→ Collection entries:
[Start]

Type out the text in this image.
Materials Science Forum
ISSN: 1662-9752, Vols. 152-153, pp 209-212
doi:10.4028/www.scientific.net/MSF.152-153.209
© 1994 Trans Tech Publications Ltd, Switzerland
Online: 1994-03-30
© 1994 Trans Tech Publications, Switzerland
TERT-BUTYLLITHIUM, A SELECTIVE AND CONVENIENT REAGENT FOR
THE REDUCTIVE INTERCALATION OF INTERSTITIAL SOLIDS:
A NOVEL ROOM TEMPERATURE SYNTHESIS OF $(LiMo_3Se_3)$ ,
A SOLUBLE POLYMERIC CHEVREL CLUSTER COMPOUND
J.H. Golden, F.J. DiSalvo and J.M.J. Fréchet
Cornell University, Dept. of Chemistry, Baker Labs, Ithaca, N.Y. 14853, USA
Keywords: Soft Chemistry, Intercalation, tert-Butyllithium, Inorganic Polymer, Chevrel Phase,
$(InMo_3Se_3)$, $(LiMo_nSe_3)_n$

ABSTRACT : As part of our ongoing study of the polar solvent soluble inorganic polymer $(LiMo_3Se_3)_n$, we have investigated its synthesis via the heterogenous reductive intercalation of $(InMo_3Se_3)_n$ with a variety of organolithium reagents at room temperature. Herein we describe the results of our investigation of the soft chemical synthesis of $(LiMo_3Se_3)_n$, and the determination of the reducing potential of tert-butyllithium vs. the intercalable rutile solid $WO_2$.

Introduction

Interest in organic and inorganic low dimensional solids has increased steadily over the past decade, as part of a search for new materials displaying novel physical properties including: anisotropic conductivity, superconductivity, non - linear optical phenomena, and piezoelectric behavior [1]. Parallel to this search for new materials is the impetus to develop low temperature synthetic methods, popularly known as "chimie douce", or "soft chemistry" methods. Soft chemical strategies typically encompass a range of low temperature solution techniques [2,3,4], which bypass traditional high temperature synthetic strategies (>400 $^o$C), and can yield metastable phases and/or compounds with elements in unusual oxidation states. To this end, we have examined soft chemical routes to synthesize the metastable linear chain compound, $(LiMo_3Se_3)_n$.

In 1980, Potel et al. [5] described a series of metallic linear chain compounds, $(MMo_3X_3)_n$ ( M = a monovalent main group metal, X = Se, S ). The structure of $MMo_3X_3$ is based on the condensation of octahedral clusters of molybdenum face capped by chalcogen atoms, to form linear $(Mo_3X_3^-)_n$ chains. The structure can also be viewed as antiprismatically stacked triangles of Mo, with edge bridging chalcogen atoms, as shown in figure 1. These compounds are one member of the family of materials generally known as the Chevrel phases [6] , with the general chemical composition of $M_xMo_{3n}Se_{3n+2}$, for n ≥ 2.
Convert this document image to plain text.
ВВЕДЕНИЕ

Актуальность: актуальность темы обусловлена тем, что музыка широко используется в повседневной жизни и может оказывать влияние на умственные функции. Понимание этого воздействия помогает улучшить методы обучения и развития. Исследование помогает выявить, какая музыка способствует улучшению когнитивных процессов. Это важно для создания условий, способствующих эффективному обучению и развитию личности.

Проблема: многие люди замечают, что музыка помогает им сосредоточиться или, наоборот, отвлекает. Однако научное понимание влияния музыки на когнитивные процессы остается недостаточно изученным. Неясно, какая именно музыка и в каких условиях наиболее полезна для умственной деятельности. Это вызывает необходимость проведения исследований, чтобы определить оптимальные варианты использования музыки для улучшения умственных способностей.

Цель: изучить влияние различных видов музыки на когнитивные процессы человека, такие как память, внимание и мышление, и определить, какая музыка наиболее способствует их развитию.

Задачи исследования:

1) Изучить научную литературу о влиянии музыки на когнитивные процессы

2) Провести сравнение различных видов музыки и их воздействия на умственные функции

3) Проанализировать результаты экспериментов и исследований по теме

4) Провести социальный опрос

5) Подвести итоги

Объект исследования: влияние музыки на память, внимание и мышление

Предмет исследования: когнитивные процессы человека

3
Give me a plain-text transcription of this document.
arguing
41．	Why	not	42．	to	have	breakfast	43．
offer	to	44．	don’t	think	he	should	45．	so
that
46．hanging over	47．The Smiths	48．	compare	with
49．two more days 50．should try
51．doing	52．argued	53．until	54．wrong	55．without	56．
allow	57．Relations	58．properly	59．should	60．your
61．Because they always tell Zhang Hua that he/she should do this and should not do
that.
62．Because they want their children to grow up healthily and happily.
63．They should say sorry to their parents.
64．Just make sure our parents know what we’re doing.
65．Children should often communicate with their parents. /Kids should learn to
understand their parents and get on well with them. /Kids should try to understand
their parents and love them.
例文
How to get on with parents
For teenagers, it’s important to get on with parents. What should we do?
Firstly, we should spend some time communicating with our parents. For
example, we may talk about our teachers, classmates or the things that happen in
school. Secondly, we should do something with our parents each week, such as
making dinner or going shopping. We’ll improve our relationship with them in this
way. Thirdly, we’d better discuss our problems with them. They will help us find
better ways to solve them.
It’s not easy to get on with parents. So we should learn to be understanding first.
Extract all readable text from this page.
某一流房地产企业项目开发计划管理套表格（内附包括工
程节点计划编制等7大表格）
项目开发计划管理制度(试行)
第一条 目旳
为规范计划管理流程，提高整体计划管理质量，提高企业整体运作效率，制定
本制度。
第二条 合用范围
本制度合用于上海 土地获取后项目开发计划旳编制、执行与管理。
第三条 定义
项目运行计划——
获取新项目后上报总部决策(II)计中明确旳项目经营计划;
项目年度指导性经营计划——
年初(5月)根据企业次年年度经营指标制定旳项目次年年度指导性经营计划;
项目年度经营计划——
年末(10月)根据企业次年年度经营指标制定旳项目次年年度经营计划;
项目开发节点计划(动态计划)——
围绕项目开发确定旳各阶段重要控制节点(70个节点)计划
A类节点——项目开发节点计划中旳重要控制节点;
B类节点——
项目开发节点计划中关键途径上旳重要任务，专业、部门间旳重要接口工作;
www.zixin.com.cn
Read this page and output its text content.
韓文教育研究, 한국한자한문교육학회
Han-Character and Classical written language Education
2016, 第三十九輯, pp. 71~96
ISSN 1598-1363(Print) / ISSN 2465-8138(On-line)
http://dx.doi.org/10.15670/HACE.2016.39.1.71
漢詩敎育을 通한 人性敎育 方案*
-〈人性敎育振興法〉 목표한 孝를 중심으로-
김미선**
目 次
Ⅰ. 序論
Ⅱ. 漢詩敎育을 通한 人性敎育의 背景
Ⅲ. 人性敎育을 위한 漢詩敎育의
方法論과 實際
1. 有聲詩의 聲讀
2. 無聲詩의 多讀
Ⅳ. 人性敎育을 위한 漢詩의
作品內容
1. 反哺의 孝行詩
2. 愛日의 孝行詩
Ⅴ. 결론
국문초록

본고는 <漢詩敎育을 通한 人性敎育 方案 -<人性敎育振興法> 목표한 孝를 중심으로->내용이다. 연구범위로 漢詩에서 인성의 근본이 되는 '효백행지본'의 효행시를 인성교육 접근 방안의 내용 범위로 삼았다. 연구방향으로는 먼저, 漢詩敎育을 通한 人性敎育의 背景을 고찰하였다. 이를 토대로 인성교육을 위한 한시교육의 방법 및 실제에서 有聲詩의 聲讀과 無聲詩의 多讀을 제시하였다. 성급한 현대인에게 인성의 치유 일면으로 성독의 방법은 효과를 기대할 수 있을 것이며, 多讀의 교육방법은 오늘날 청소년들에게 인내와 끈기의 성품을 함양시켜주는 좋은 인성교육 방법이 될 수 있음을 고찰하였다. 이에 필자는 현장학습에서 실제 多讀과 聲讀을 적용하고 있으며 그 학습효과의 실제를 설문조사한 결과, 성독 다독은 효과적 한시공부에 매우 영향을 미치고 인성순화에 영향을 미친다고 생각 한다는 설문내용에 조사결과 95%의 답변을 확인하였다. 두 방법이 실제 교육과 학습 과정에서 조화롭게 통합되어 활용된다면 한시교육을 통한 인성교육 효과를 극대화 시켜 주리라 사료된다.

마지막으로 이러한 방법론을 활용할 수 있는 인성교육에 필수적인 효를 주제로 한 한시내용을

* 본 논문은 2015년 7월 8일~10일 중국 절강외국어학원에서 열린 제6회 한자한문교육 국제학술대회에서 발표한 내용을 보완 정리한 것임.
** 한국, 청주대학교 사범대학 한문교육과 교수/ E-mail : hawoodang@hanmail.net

[End]

→ Work instructions:
Extract the lines above from the one containing "Extract all readable text from this page." to the last line, both included, exactly as written.

→ Answer in full:
Extract all readable text from this page.
某一流房地产企业项目开发计划管理套表格（内附包括工
程节点计划编制等7大表格）
项目开发计划管理制度(试行)
第一条 目旳
为规范计划管理流程，提高整体计划管理质量，提高企业整体运作效率，制定
本制度。
第二条 合用范围
本制度合用于上海 土地获取后项目开发计划旳编制、执行与管理。
第三条 定义
项目运行计划——
获取新项目后上报总部决策(II)计中明确旳项目经营计划;
项目年度指导性经营计划——
年初(5月)根据企业次年年度经营指标制定旳项目次年年度指导性经营计划;
项目年度经营计划——
年末(10月)根据企业次年年度经营指标制定旳项目次年年度经营计划;
项目开发节点计划(动态计划)——
围绕项目开发确定旳各阶段重要控制节点(70个节点)计划
A类节点——项目开发节点计划中旳重要控制节点;
B类节点——
项目开发节点计划中关键途径上旳重要任务，专业、部门间旳重要接口工作;
www.zixin.com.cn
Read this page and output its text content.
韓文教育研究, 한국한자한문교육학회
Han-Character and Classical written language Education
2016, 第三十九輯, pp. 71~96
ISSN 1598-1363(Print) / ISSN 2465-8138(On-line)
http://dx.doi.org/10.15670/HACE.2016.39.1.71
漢詩敎育을 通한 人性敎育 方案*
-〈人性敎育振興法〉 목표한 孝를 중심으로-
김미선**
目 次
Ⅰ. 序論
Ⅱ. 漢詩敎育을 通한 人性敎育의 背景
Ⅲ. 人性敎育을 위한 漢詩敎育의
方法論과 實際
1. 有聲詩의 聲讀
2. 無聲詩의 多讀
Ⅳ. 人性敎育을 위한 漢詩의
作品內容
1. 反哺의 孝行詩
2. 愛日의 孝行詩
Ⅴ. 결론
국문초록

본고는 <漢詩敎育을 通한 人性敎育 方案 -<人性敎育振興法> 목표한 孝를 중심으로->내용이다. 연구범위로 漢詩에서 인성의 근본이 되는 '효백행지본'의 효행시를 인성교육 접근 방안의 내용 범위로 삼았다. 연구방향으로는 먼저, 漢詩敎育을 通한 人性敎育의 背景을 고찰하였다. 이를 토대로 인성교육을 위한 한시교육의 방법 및 실제에서 有聲詩의 聲讀과 無聲詩의 多讀을 제시하였다. 성급한 현대인에게 인성의 치유 일면으로 성독의 방법은 효과를 기대할 수 있을 것이며, 多讀의 교육방법은 오늘날 청소년들에게 인내와 끈기의 성품을 함양시켜주는 좋은 인성교육 방법이 될 수 있음을 고찰하였다. 이에 필자는 현장학습에서 실제 多讀과 聲讀을 적용하고 있으며 그 학습효과의 실제를 설문조사한 결과, 성독 다독은 효과적 한시공부에 매우 영향을 미치고 인성순화에 영향을 미친다고 생각 한다는 설문내용에 조사결과 95%의 답변을 확인하였다. 두 방법이 실제 교육과 학습 과정에서 조화롭게 통합되어 활용된다면 한시교육을 통한 인성교육 효과를 극대화 시켜 주리라 사료된다.

마지막으로 이러한 방법론을 활용할 수 있는 인성교육에 필수적인 효를 주제로 한 한시내용을

* 본 논문은 2015년 7월 8일~10일 중국 절강외국어학원에서 열린 제6회 한자한문교육 국제학술대회에서 발표한 내용을 보완 정리한 것임.
** 한국, 청주대학교 사범대학 한문교육과 교수/ E-mail : hawoodang@hanmail.net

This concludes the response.